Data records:
_____
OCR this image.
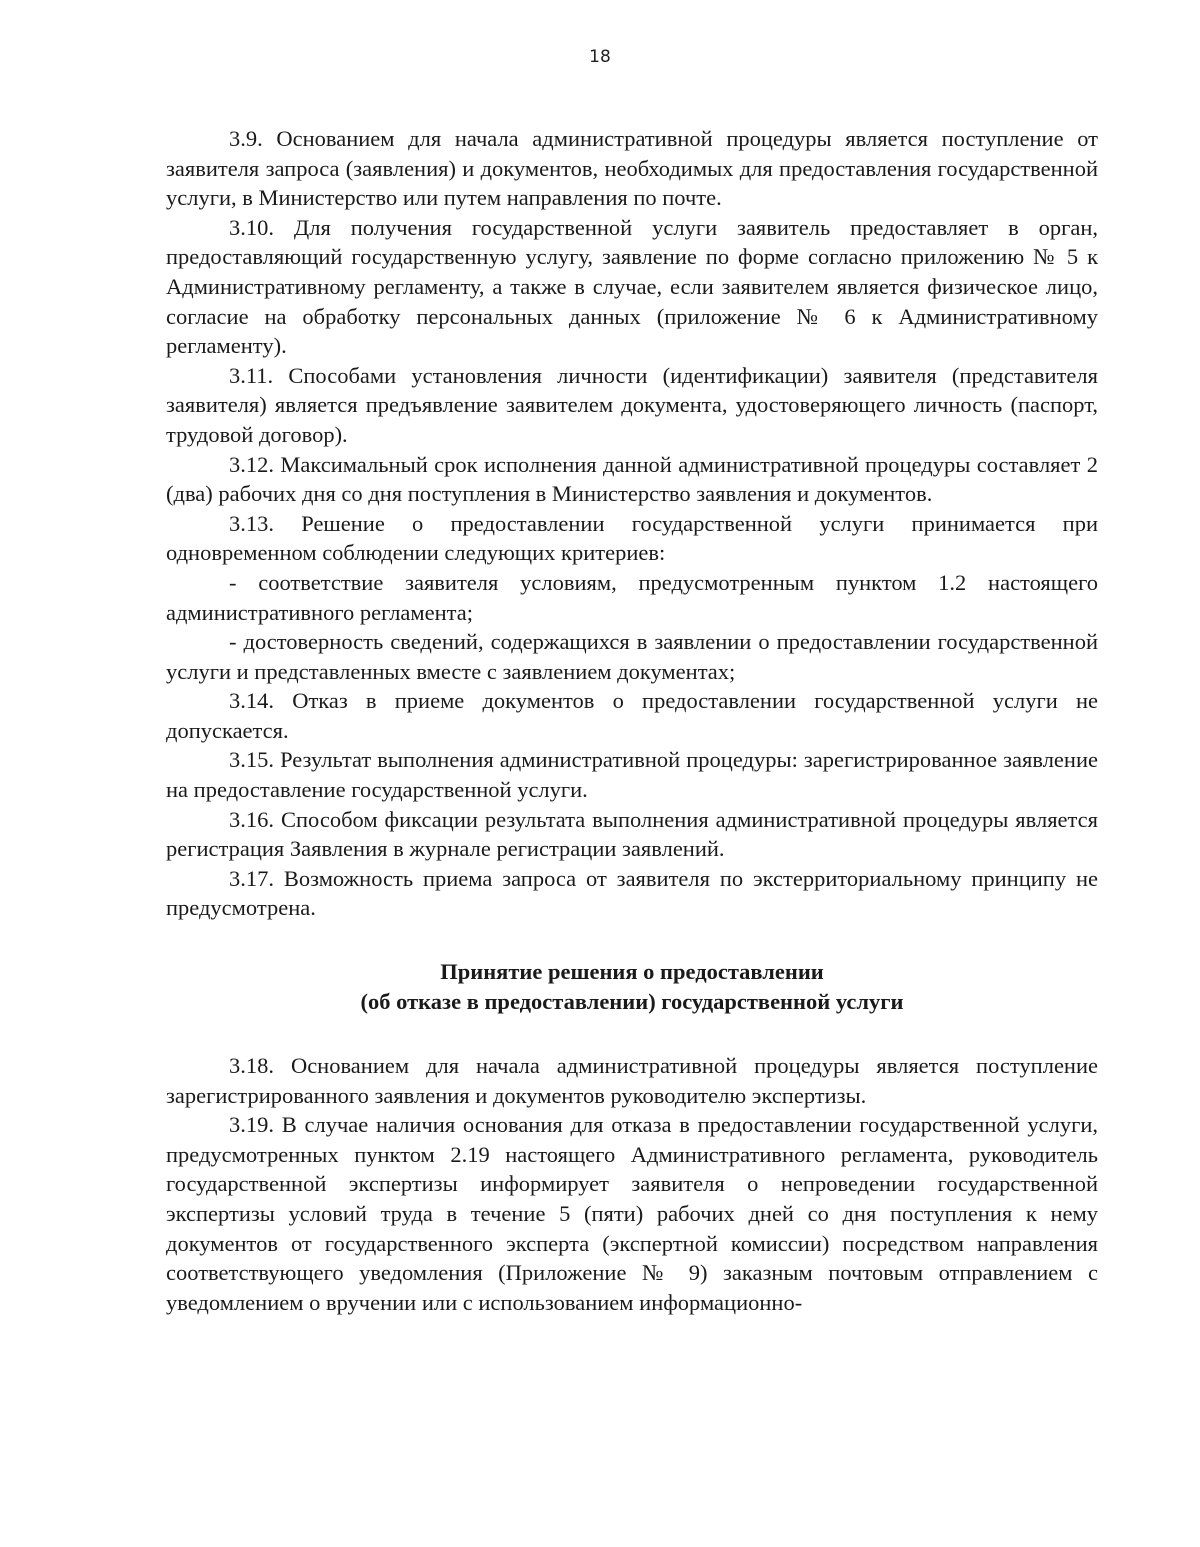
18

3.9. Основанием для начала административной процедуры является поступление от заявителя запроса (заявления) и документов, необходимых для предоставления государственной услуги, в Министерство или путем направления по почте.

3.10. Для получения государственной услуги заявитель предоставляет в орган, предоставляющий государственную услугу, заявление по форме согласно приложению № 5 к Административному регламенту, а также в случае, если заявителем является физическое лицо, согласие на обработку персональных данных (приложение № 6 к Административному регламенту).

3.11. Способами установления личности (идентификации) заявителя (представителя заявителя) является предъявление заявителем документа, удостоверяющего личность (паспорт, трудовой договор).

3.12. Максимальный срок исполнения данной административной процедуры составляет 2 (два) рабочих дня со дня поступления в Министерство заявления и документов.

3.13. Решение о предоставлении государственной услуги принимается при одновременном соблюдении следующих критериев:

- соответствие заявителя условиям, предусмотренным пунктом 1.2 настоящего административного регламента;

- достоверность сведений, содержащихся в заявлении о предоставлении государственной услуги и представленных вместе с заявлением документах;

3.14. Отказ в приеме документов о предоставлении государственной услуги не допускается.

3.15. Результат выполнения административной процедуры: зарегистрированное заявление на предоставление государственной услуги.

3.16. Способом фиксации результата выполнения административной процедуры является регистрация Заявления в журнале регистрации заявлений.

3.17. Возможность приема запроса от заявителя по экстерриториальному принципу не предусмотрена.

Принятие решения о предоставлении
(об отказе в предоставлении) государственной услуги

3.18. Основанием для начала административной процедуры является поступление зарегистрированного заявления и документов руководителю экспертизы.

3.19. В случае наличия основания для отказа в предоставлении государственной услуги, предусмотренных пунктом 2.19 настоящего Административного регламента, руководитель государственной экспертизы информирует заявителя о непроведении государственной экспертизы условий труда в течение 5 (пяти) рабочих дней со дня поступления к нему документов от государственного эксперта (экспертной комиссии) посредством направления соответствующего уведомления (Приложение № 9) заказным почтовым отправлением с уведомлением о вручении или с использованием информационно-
_____
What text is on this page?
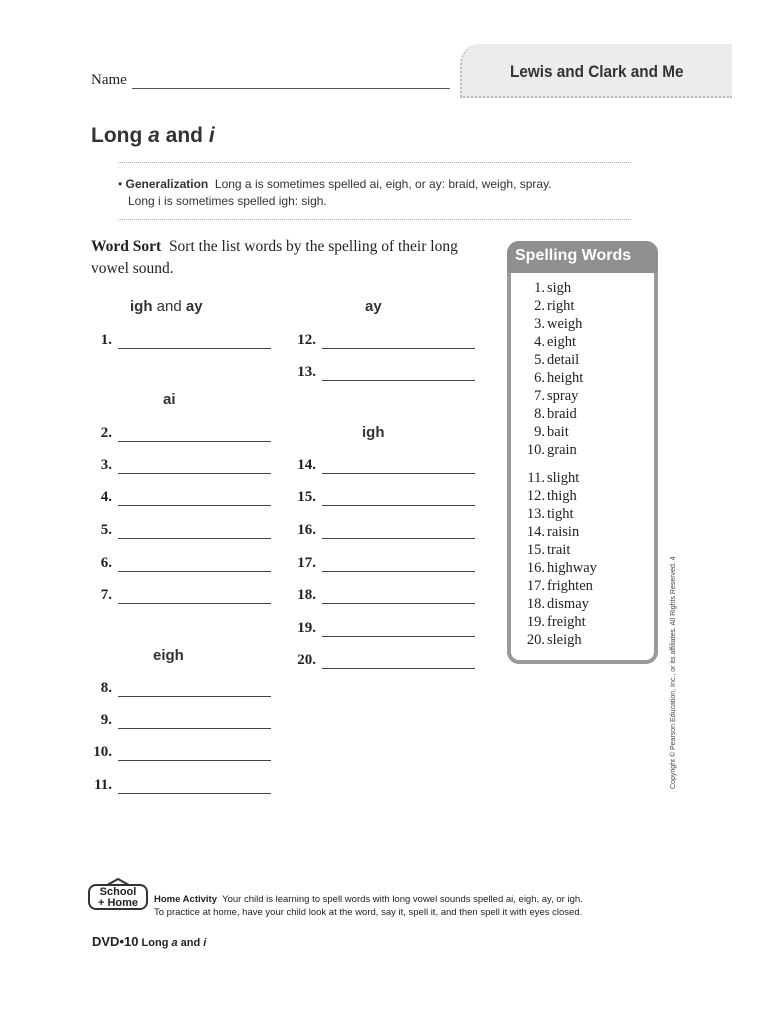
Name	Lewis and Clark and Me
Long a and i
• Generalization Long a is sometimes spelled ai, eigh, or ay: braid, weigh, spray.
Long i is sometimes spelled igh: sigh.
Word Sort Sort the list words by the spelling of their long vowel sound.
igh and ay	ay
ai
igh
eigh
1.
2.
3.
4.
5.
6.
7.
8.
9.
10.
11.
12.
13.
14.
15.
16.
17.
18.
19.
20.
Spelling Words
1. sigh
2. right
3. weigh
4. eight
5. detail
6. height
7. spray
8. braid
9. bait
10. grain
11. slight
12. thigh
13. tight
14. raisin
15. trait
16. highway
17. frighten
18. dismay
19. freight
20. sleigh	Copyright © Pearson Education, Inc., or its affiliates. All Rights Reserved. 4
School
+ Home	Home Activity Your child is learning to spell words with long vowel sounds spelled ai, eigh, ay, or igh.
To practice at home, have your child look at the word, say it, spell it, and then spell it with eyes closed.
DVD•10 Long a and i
_____
**WRITTEN TASK**
Look over the material above and show each line where "sigh" appears.

**PROBLEM SOLUTION**
Long i is sometimes spelled igh: sigh.
1. sigh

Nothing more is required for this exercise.